▶ _WHAT IS ASKED_: Using the records below, report how many lines hold "MiniSD", with no extra text.

□ □ □ □ □ □ □

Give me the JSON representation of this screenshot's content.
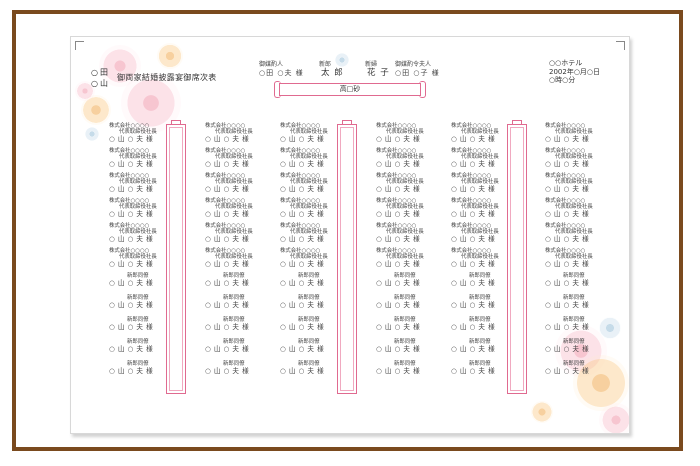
{
  "family": {
    "marks": [
      "○",
      "○"
    ],
    "names": [
      "田",
      "山"
    ]
  },
  "document_title": "御両家結婚披露宴御席次表",
  "groom_father": {
    "label": "御媒酌人",
    "name": "○田 ○夫 様"
  },
  "couple": {
    "groom_label": "新郎",
    "groom_name": "太 郎",
    "bride_label": "新婦",
    "bride_name": "花 子"
  },
  "bride_mother": {
    "label": "御媒酌令夫人",
    "name": "○田 ○子 様"
  },
  "hotel": {
    "name": "○○ホテル",
    "date": "2002年○月○日",
    "time": "○時○分"
  },
  "head_table": {
    "label": "高□砂"
  },
  "guest_templates": {
    "company": "株式会社○○○○",
    "position": "代表取締役社長",
    "friend_label": "新郎同僚",
    "guest_name": "○ 山 ○ 夫 様"
  },
  "colors": {
    "frame": "#7a4a1e",
    "table_border": "#e06a90",
    "flower_pink": "#f096aa",
    "flower_orange": "#f0aa50",
    "flower_blue": "#96bed7"
  }
}
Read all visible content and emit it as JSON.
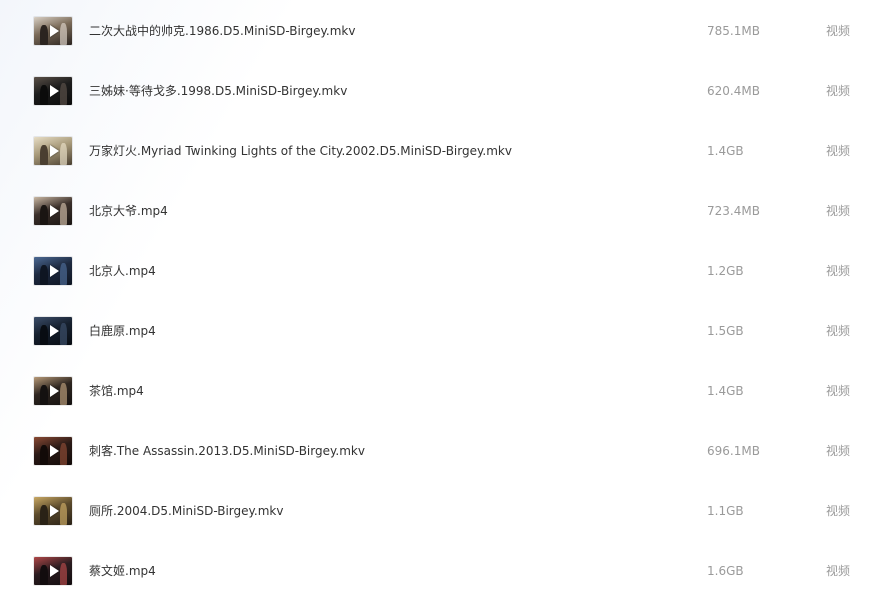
{
  "files": [
    {
      "name": "二次大战中的帅克.1986.D5.MiniSD-Birgey.mkv",
      "size": "785.1MB",
      "type": "视频",
      "thumb": {
        "bg": "#7a6a58",
        "fg": "#d8cfc4",
        "accent": "#2b2420"
      }
    },
    {
      "name": "三姊妹·等待戈多.1998.D5.MiniSD-Birgey.mkv",
      "size": "620.4MB",
      "type": "视频",
      "thumb": {
        "bg": "#1c1c1c",
        "fg": "#5a5048",
        "accent": "#0b0b0b"
      }
    },
    {
      "name": "万家灯火.Myriad Twinking Lights of the City.2002.D5.MiniSD-Birgey.mkv",
      "size": "1.4GB",
      "type": "视频",
      "thumb": {
        "bg": "#a89a7a",
        "fg": "#e7ddc5",
        "accent": "#4a3f31"
      }
    },
    {
      "name": "北京大爷.mp4",
      "size": "723.4MB",
      "type": "视频",
      "thumb": {
        "bg": "#3a2f2a",
        "fg": "#c9b7a3",
        "accent": "#1a1512"
      }
    },
    {
      "name": "北京人.mp4",
      "size": "1.2GB",
      "type": "视频",
      "thumb": {
        "bg": "#1e2a40",
        "fg": "#4c6a94",
        "accent": "#0e1522"
      }
    },
    {
      "name": "白鹿原.mp4",
      "size": "1.5GB",
      "type": "视频",
      "thumb": {
        "bg": "#16202e",
        "fg": "#3c4e6a",
        "accent": "#080c12"
      }
    },
    {
      "name": "茶馆.mp4",
      "size": "1.4GB",
      "type": "视频",
      "thumb": {
        "bg": "#2e2620",
        "fg": "#b79a78",
        "accent": "#141110"
      }
    },
    {
      "name": "刺客.The Assassin.2013.D5.MiniSD-Birgey.mkv",
      "size": "696.1MB",
      "type": "视频",
      "thumb": {
        "bg": "#2a1a16",
        "fg": "#8a4a34",
        "accent": "#120a08"
      }
    },
    {
      "name": "厕所.2004.D5.MiniSD-Birgey.mkv",
      "size": "1.1GB",
      "type": "视频",
      "thumb": {
        "bg": "#5b4a2c",
        "fg": "#c9a864",
        "accent": "#2a2216"
      }
    },
    {
      "name": "蔡文姬.mp4",
      "size": "1.6GB",
      "type": "视频",
      "thumb": {
        "bg": "#2a1c20",
        "fg": "#b04848",
        "accent": "#120c0e"
      }
    }
  ]
}
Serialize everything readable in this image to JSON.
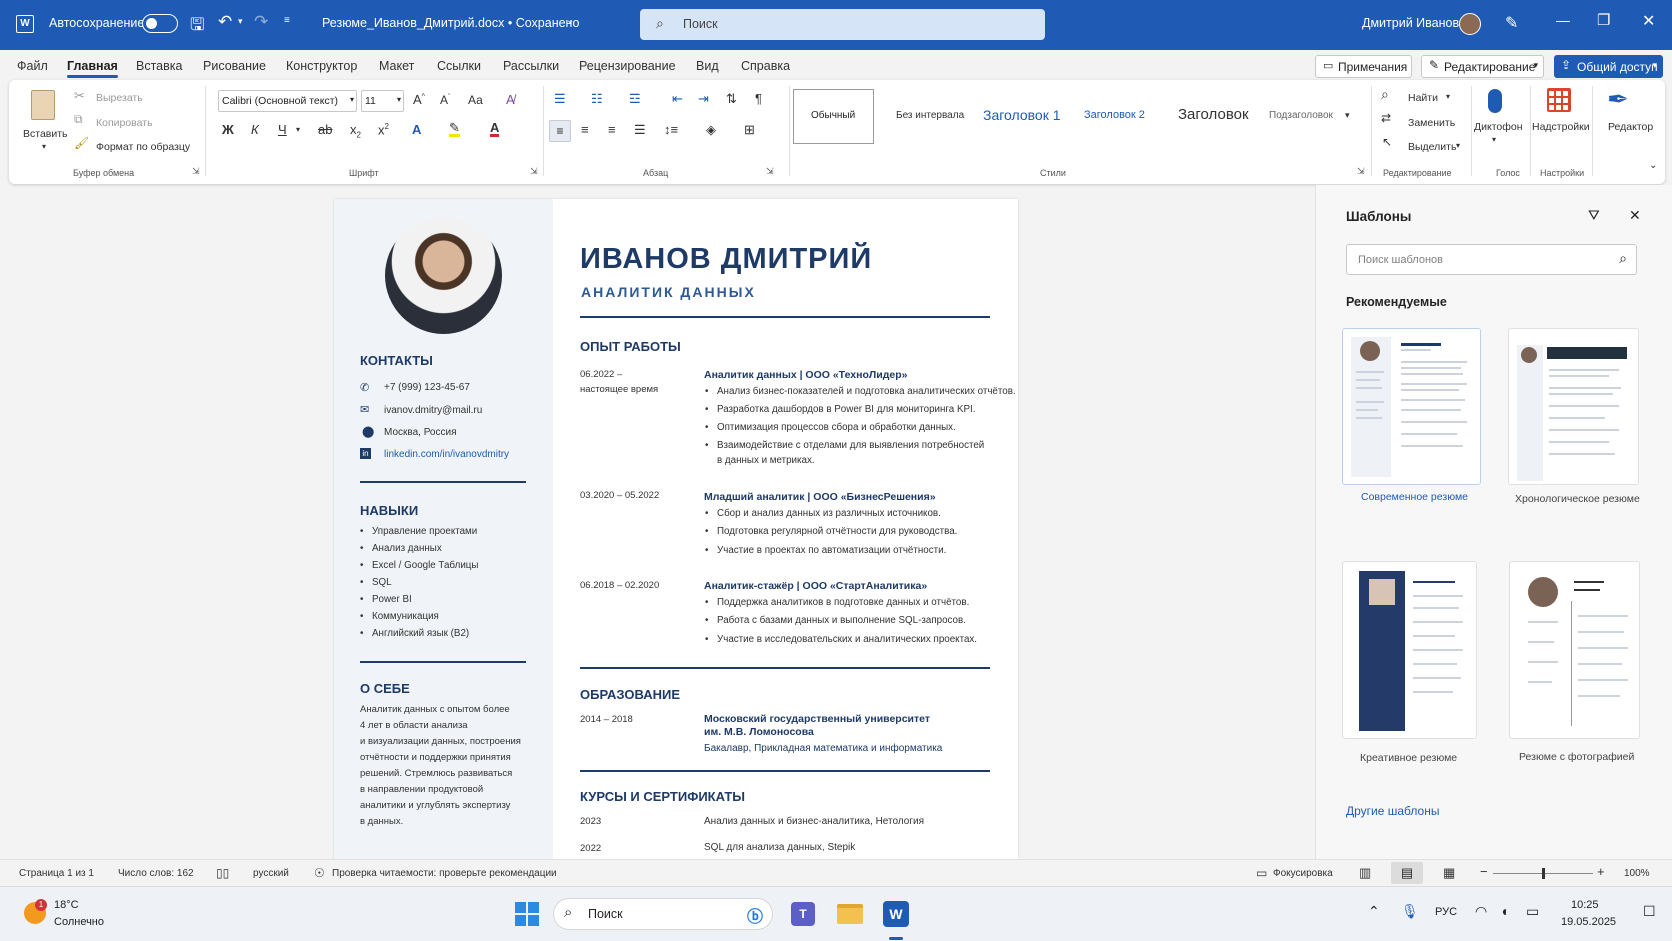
{
  "titlebar": {
    "autosave_label": "Автосохранение",
    "doc_title": "Резюме_Иванов_Дмитрий.docx • Сохранено",
    "search_placeholder": "Поиск",
    "user_name": "Дмитрий Иванов"
  },
  "menu": {
    "items": [
      "Файл",
      "Главная",
      "Вставка",
      "Рисование",
      "Конструктор",
      "Макет",
      "Ссылки",
      "Рассылки",
      "Рецензирование",
      "Вид",
      "Справка"
    ],
    "active": "Главная",
    "comments": "Примечания",
    "editing_mode": "Редактирование",
    "share": "Общий доступ"
  },
  "ribbon": {
    "clipboard": {
      "paste": "Вставить",
      "cut": "Вырезать",
      "copy": "Копировать",
      "format_painter": "Формат по образцу",
      "group": "Буфер обмена"
    },
    "font": {
      "name": "Calibri (Основной текст)",
      "size": "11",
      "group": "Шрифт",
      "bold": "Ж",
      "italic": "К",
      "underline": "Ч",
      "case": "Аа"
    },
    "paragraph": {
      "group": "Абзац"
    },
    "styles": {
      "items": [
        "Обычный",
        "Без интервала",
        "Заголовок 1",
        "Заголовок 2",
        "Заголовок",
        "Подзаголовок"
      ],
      "group": "Стили"
    },
    "editing": {
      "find": "Найти",
      "replace": "Заменить",
      "select": "Выделить",
      "group": "Редактирование"
    },
    "voice": {
      "dictate": "Диктофон",
      "group": "Голос"
    },
    "addins": {
      "label": "Надстройки",
      "group": "Настройки"
    },
    "editor": {
      "label": "Редактор"
    }
  },
  "resume": {
    "name": "ИВАНОВ ДМИТРИЙ",
    "title": "АНАЛИТИК ДАННЫХ",
    "contacts_heading": "КОНТАКТЫ",
    "contacts": [
      "+7 (999) 123-45-67",
      "ivanov.dmitry@mail.ru",
      "Москва, Россия",
      "linkedin.com/in/ivanovdmitry"
    ],
    "skills_heading": "НАВЫКИ",
    "skills": [
      "Управление проектами",
      "Анализ данных",
      "Excel / Google Таблицы",
      "SQL",
      "Power BI",
      "Коммуникация",
      "Английский язык (B2)"
    ],
    "about_heading": "О СЕБЕ",
    "about_lines": [
      "Аналитик данных с опытом более",
      "4 лет в области анализа",
      "и визуализации данных, построения",
      "отчётности и поддержки принятия",
      "решений. Стремлюсь развиваться",
      "в направлении продуктовой",
      "аналитики и углублять экспертизу",
      "в данных."
    ],
    "experience_heading": "ОПЫТ РАБОТЫ",
    "jobs": [
      {
        "dates": "06.2022 –",
        "dates2": "настоящее время",
        "role": "Аналитик данных  |  ООО «ТехноЛидер»",
        "bullets": [
          "Анализ бизнес-показателей и подготовка аналитических отчётов.",
          "Разработка дашбордов в Power BI для мониторинга KPI.",
          "Оптимизация процессов сбора и обработки данных.",
          "Взаимодействие с отделами для выявления потребностей",
          "в данных и метриках."
        ]
      },
      {
        "dates": "03.2020 – 05.2022",
        "dates2": "",
        "role": "Младший аналитик  |  ООО «БизнесРешения»",
        "bullets": [
          "Сбор и анализ данных из различных источников.",
          "Подготовка регулярной отчётности для руководства.",
          "Участие в проектах по автоматизации отчётности."
        ]
      },
      {
        "dates": "06.2018 – 02.2020",
        "dates2": "",
        "role": "Аналитик-стажёр  |  ООО «СтартАналитика»",
        "bullets": [
          "Поддержка аналитиков в подготовке данных и отчётов.",
          "Работа с базами данных и выполнение SQL-запросов.",
          "Участие в исследовательских и аналитических проектах."
        ]
      }
    ],
    "education_heading": "ОБРАЗОВАНИЕ",
    "education": {
      "dates": "2014 – 2018",
      "school1": "Московский государственный университет",
      "school2": "им. М.В. Ломоносова",
      "degree": "Бакалавр, Прикладная математика и информатика"
    },
    "courses_heading": "КУРСЫ И СЕРТИФИКАТЫ",
    "courses": [
      {
        "year": "2023",
        "name": "Анализ данных и бизнес-аналитика, Нетология"
      },
      {
        "year": "2022",
        "name": "SQL для анализа данных, Stepik"
      }
    ]
  },
  "pane": {
    "title": "Шаблоны",
    "search_placeholder": "Поиск шаблонов",
    "recommended": "Рекомендуемые",
    "templates": [
      "Современное резюме",
      "Хронологическое резюме",
      "Креативное резюме",
      "Резюме с фотографией"
    ],
    "more": "Другие шаблоны"
  },
  "status": {
    "page": "Страница 1 из 1",
    "words": "Число слов: 162",
    "language": "русский",
    "accessibility": "Проверка читаемости: проверьте рекомендации",
    "focus": "Фокусировка",
    "zoom": "100%",
    "zoom_level": 0.5
  },
  "taskbar": {
    "temp": "18°C",
    "weather": "Солнечно",
    "badge": "1",
    "search": "Поиск",
    "lang": "РУС",
    "time": "10:25",
    "date": "19.05.2025"
  },
  "colors": {
    "titlebar": "#1f5bb4",
    "resume_accent": "#1e3a66",
    "link": "#1f5bb4"
  }
}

□ □ □ □ □ □ □

▶ _ANSWER IN FULL_: 5